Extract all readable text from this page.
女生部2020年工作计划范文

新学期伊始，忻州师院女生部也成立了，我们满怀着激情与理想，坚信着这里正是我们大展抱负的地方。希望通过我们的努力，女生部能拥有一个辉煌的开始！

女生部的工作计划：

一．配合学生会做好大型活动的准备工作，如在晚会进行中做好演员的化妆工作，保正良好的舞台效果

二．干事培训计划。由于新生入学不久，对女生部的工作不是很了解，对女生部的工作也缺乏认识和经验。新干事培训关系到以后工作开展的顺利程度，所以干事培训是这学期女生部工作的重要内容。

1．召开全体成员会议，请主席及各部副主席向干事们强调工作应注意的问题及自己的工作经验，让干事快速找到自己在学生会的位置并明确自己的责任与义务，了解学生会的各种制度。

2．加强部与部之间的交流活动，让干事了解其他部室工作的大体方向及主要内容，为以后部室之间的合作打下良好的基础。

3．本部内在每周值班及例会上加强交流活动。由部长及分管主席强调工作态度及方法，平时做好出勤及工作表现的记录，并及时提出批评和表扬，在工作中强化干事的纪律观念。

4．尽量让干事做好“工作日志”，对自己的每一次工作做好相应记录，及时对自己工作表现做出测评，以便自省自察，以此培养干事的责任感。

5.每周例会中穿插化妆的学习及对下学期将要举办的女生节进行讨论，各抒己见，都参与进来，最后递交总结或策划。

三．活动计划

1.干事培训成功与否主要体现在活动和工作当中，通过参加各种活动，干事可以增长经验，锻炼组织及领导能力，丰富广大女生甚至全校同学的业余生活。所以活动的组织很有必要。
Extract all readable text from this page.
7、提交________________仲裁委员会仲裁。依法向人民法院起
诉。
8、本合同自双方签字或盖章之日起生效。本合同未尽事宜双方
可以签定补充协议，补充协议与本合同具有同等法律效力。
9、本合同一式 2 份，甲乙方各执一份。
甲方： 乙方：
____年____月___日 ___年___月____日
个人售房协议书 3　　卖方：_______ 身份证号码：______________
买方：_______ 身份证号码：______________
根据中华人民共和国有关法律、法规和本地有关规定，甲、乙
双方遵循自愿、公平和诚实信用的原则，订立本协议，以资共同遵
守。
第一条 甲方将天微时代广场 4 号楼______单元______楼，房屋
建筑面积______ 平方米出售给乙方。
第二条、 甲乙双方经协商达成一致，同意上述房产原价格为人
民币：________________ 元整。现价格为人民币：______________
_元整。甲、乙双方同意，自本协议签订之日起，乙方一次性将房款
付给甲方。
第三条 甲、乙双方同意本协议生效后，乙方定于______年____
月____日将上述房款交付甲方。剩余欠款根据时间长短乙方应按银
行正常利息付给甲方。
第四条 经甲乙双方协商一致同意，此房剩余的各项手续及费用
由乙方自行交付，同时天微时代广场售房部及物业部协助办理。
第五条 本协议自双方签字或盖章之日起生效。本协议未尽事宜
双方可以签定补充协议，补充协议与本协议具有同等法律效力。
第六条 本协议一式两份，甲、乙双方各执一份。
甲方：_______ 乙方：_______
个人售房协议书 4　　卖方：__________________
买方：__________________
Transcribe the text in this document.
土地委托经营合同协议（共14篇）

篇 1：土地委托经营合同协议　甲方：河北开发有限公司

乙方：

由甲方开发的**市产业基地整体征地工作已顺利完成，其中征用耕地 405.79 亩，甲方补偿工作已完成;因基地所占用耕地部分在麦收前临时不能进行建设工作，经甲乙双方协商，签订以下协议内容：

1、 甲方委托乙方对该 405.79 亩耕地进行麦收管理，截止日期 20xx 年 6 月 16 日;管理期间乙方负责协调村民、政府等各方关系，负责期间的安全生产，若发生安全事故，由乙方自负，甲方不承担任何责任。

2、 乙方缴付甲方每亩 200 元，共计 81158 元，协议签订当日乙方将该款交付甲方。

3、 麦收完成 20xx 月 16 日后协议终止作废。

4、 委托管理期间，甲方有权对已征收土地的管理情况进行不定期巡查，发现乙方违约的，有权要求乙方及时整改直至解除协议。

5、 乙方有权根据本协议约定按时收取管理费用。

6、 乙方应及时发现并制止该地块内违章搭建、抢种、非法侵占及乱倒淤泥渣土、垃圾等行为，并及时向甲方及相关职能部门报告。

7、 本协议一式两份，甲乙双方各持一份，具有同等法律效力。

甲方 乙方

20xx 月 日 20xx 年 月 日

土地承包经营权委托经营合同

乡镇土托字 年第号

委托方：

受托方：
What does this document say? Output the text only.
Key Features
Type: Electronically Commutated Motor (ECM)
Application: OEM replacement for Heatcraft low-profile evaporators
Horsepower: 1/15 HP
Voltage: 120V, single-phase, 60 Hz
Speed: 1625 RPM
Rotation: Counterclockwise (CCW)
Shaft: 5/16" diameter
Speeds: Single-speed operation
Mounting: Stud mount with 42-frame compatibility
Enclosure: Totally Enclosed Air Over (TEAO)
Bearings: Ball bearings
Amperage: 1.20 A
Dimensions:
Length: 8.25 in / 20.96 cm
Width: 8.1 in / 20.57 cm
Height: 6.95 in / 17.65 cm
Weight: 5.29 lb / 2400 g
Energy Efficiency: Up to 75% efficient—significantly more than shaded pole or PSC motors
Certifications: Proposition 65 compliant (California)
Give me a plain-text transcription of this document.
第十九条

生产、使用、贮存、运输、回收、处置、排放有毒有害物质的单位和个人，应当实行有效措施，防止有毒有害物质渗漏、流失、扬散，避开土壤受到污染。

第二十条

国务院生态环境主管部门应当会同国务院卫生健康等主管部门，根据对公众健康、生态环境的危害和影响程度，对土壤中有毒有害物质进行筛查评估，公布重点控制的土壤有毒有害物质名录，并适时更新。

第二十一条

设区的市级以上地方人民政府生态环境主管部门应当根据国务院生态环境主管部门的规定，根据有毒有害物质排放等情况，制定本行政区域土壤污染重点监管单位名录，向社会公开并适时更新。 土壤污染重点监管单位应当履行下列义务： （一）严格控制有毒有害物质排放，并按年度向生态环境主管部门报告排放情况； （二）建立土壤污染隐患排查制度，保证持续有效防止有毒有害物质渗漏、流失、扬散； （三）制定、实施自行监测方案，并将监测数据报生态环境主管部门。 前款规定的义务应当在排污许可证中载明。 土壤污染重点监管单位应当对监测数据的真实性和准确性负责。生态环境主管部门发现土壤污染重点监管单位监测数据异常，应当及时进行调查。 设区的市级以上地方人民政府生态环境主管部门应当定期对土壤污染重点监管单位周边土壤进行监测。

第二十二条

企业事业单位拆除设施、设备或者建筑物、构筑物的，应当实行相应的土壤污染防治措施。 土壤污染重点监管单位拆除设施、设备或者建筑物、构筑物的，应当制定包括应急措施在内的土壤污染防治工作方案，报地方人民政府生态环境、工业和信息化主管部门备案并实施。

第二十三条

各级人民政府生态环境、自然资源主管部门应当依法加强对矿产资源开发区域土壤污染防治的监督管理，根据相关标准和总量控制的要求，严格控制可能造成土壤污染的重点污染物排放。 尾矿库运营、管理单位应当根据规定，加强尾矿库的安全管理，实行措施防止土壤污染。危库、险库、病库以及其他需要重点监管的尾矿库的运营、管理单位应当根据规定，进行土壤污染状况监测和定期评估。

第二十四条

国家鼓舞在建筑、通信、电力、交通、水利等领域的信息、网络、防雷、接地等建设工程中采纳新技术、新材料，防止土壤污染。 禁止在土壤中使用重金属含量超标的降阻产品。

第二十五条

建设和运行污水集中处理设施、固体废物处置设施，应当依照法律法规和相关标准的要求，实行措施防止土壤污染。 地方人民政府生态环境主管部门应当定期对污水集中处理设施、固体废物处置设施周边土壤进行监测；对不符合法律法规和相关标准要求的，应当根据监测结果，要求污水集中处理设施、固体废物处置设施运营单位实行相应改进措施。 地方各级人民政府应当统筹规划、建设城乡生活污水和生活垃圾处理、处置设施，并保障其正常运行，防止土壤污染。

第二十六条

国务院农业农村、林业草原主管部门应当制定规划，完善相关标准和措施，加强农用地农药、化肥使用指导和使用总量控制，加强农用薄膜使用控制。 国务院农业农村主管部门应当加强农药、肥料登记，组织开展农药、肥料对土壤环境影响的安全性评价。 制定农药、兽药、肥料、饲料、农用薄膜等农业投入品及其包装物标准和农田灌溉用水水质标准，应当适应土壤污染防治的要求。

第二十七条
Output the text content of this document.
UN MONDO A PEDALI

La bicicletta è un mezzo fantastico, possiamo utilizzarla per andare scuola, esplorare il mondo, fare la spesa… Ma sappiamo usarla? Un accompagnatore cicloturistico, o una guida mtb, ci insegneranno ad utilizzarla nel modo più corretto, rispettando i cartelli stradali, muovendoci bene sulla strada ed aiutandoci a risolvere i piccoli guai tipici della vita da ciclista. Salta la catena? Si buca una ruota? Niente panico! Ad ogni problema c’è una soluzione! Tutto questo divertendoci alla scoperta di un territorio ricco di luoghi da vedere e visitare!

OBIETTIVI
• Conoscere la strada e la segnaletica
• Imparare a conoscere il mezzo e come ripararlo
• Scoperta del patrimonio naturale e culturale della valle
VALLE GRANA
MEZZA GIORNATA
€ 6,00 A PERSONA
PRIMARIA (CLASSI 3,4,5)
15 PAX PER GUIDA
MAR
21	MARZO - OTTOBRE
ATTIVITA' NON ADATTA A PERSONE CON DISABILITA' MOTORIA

_Exercise objective_
Collect each line above holding the string "本协议一式两份".

_Result of the exercise_
第六条 本协议一式两份，甲、乙双方各执一份。
7、 本协议一式两份，甲乙双方各持一份，具有同等法律效力。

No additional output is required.